>> start SUPPLIED DATA
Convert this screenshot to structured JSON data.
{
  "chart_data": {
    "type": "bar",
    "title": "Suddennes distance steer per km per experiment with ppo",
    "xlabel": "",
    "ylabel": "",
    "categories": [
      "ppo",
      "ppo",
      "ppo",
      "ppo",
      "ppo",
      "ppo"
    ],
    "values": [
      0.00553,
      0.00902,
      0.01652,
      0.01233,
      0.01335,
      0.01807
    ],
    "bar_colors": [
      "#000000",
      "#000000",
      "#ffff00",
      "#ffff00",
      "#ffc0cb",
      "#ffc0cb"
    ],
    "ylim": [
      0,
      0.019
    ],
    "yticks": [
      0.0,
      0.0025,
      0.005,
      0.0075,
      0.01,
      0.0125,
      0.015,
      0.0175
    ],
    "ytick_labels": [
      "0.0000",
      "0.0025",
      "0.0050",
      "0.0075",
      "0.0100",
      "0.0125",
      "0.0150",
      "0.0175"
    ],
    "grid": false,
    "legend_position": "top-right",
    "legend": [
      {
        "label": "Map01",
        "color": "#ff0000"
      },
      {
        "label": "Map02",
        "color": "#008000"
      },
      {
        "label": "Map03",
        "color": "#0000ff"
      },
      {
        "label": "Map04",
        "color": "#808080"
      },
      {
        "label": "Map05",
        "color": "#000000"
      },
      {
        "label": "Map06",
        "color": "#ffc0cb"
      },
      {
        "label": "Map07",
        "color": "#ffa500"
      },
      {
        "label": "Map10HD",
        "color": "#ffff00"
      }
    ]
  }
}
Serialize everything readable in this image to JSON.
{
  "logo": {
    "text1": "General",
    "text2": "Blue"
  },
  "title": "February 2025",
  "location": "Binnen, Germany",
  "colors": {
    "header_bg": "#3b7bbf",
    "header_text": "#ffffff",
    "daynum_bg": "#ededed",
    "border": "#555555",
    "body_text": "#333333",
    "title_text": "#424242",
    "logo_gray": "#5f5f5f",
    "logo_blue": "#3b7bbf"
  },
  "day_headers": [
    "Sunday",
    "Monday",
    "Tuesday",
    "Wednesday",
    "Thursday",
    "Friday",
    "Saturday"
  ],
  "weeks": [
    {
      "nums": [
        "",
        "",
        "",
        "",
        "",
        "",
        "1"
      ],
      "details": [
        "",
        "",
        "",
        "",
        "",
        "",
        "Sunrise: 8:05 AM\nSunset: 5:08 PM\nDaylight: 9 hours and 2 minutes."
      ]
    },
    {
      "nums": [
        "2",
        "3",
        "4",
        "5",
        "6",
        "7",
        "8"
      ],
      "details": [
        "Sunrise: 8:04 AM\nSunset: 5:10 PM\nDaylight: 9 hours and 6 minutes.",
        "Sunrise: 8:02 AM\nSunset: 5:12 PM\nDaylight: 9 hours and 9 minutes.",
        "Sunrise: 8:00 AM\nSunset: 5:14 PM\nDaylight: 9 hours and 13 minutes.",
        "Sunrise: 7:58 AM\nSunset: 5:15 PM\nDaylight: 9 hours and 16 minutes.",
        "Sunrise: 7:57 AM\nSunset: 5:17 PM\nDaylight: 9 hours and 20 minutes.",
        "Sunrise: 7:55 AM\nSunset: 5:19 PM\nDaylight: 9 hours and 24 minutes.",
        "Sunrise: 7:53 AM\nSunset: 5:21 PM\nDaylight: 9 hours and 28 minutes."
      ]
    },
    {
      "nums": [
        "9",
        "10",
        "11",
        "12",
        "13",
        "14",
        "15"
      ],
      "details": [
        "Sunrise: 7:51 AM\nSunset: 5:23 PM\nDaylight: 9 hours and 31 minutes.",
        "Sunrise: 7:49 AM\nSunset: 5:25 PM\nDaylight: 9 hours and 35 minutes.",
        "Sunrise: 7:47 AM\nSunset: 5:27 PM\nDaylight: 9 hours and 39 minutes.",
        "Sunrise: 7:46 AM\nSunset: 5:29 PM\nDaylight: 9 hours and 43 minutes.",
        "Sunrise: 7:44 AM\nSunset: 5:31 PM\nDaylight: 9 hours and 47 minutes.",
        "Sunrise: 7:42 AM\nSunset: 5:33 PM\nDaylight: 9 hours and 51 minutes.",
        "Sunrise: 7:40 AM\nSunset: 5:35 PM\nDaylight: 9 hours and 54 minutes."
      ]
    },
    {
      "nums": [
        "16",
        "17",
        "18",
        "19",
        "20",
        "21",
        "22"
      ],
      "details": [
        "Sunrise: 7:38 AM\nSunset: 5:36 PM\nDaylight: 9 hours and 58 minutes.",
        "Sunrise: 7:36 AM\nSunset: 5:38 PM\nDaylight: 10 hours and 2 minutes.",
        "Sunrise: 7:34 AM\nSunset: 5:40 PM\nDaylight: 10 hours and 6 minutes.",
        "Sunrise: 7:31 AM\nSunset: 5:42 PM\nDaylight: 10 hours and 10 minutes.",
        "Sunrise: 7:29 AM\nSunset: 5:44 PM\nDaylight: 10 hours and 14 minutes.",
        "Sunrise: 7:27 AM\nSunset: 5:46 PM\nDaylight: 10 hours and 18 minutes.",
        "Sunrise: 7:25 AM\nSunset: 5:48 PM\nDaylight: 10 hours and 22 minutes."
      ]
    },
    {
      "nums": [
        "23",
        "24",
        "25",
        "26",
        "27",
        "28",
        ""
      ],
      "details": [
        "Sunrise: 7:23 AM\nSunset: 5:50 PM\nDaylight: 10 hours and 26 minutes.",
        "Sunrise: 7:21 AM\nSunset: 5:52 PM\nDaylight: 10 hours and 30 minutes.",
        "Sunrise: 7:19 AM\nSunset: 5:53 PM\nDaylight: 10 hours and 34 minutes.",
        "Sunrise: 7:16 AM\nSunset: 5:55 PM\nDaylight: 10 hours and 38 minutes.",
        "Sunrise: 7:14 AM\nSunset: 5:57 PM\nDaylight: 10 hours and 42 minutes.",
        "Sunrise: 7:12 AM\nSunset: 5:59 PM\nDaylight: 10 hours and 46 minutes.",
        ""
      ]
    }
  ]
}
>> end SUPPLIED DATA
**EXERCISE INSTRUCTIONS**
Each line above that holds the string "this" should be copied and shown.

**ANSWER IN FULL**
Convert this screenshot to structured JSON data.
Serialize everything readable in this image to JSON.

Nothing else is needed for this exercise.